Stated problem ▸
Leave the pictures out and transcribe every record exactly.

##############################

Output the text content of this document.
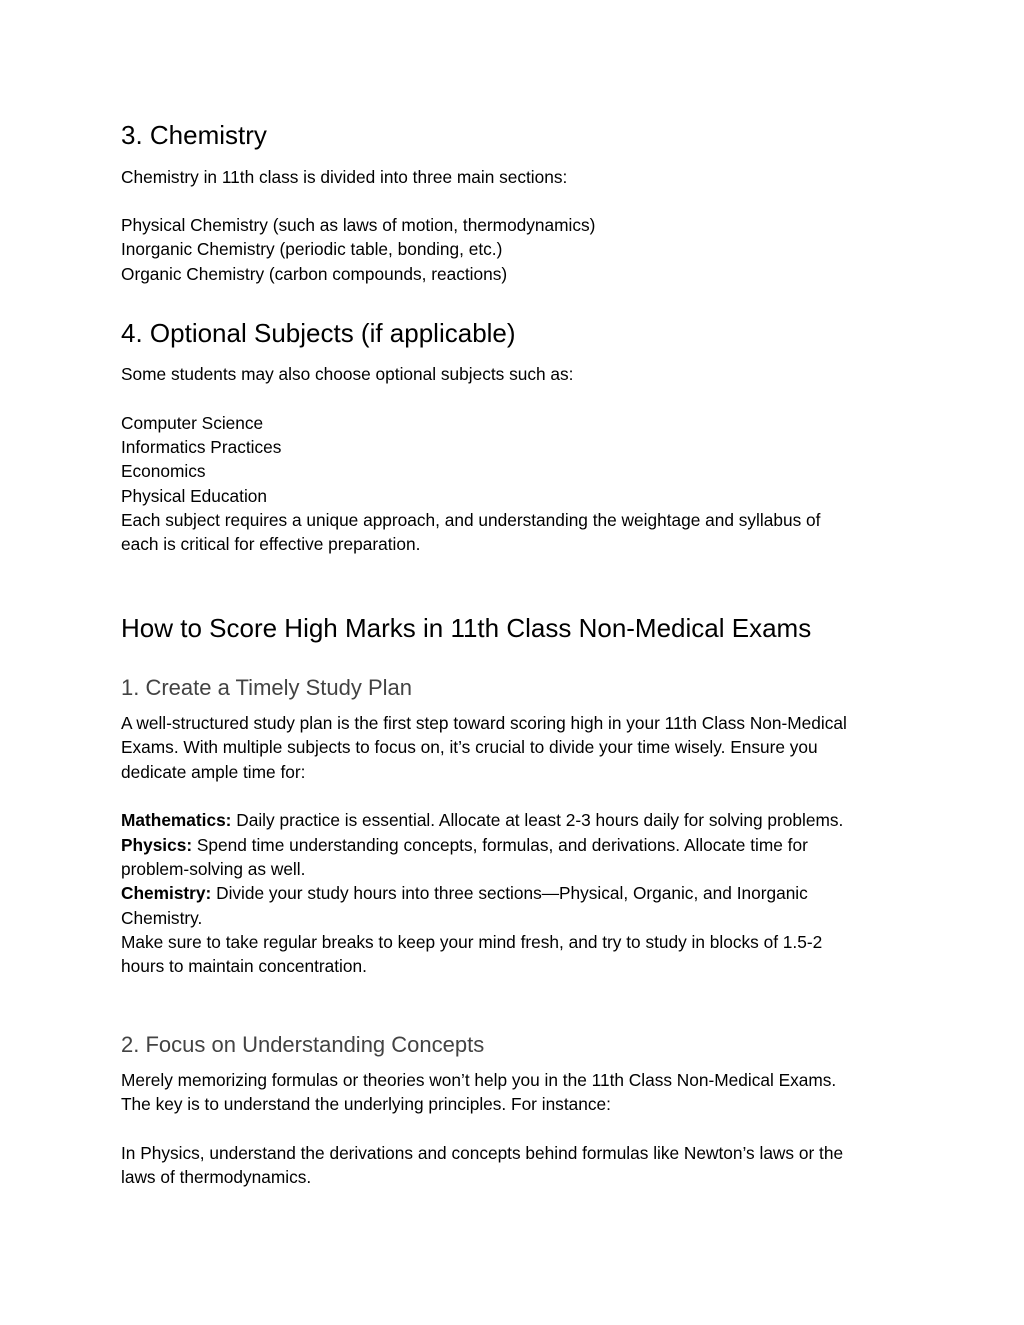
3. Chemistry

Chemistry in 11th class is divided into three main sections:

Physical Chemistry (such as laws of motion, thermodynamics)

Inorganic Chemistry (periodic table, bonding, etc.)

Organic Chemistry (carbon compounds, reactions)

4. Optional Subjects (if applicable)

Some students may also choose optional subjects such as:

Computer Science

Informatics Practices

Economics

Physical Education

Each subject requires a unique approach, and understanding the weightage and syllabus of

each is critical for effective preparation.

How to Score High Marks in 11th Class Non-Medical Exams
1. Create a Timely Study Plan

A well-structured study plan is the first step toward scoring high in your 11th Class Non-Medical

Exams. With multiple subjects to focus on, it’s crucial to divide your time wisely. Ensure you

dedicate ample time for:

Mathematics: Daily practice is essential. Allocate at least 2-3 hours daily for solving problems.

Physics: Spend time understanding concepts, formulas, and derivations. Allocate time for

problem-solving as well.

Chemistry: Divide your study hours into three sections—Physical, Organic, and Inorganic

Chemistry.

Make sure to take regular breaks to keep your mind fresh, and try to study in blocks of 1.5-2

hours to maintain concentration.

2. Focus on Understanding Concepts

Merely memorizing formulas or theories won’t help you in the 11th Class Non-Medical Exams.

The key is to understand the underlying principles. For instance:

In Physics, understand the derivations and concepts behind formulas like Newton’s laws or the

laws of thermodynamics.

##############################

Result of this exercise ▸
Output the text content of this document.
3. Chemistry

Chemistry in 11th class is divided into three main sections:

Physical Chemistry (such as laws of motion, thermodynamics)

Inorganic Chemistry (periodic table, bonding, etc.)

Organic Chemistry (carbon compounds, reactions)

4. Optional Subjects (if applicable)

Some students may also choose optional subjects such as:

Computer Science

Informatics Practices

Economics

Physical Education

Each subject requires a unique approach, and understanding the weightage and syllabus of

each is critical for effective preparation.

How to Score High Marks in 11th Class Non-Medical Exams
1. Create a Timely Study Plan

A well-structured study plan is the first step toward scoring high in your 11th Class Non-Medical

Exams. With multiple subjects to focus on, it’s crucial to divide your time wisely. Ensure you

dedicate ample time for:

Mathematics: Daily practice is essential. Allocate at least 2-3 hours daily for solving problems.

Physics: Spend time understanding concepts, formulas, and derivations. Allocate time for

problem-solving as well.

Chemistry: Divide your study hours into three sections—Physical, Organic, and Inorganic

Chemistry.

Make sure to take regular breaks to keep your mind fresh, and try to study in blocks of 1.5-2

hours to maintain concentration.

2. Focus on Understanding Concepts

Merely memorizing formulas or theories won’t help you in the 11th Class Non-Medical Exams.

The key is to understand the underlying principles. For instance:

In Physics, understand the derivations and concepts behind formulas like Newton’s laws or the

laws of thermodynamics.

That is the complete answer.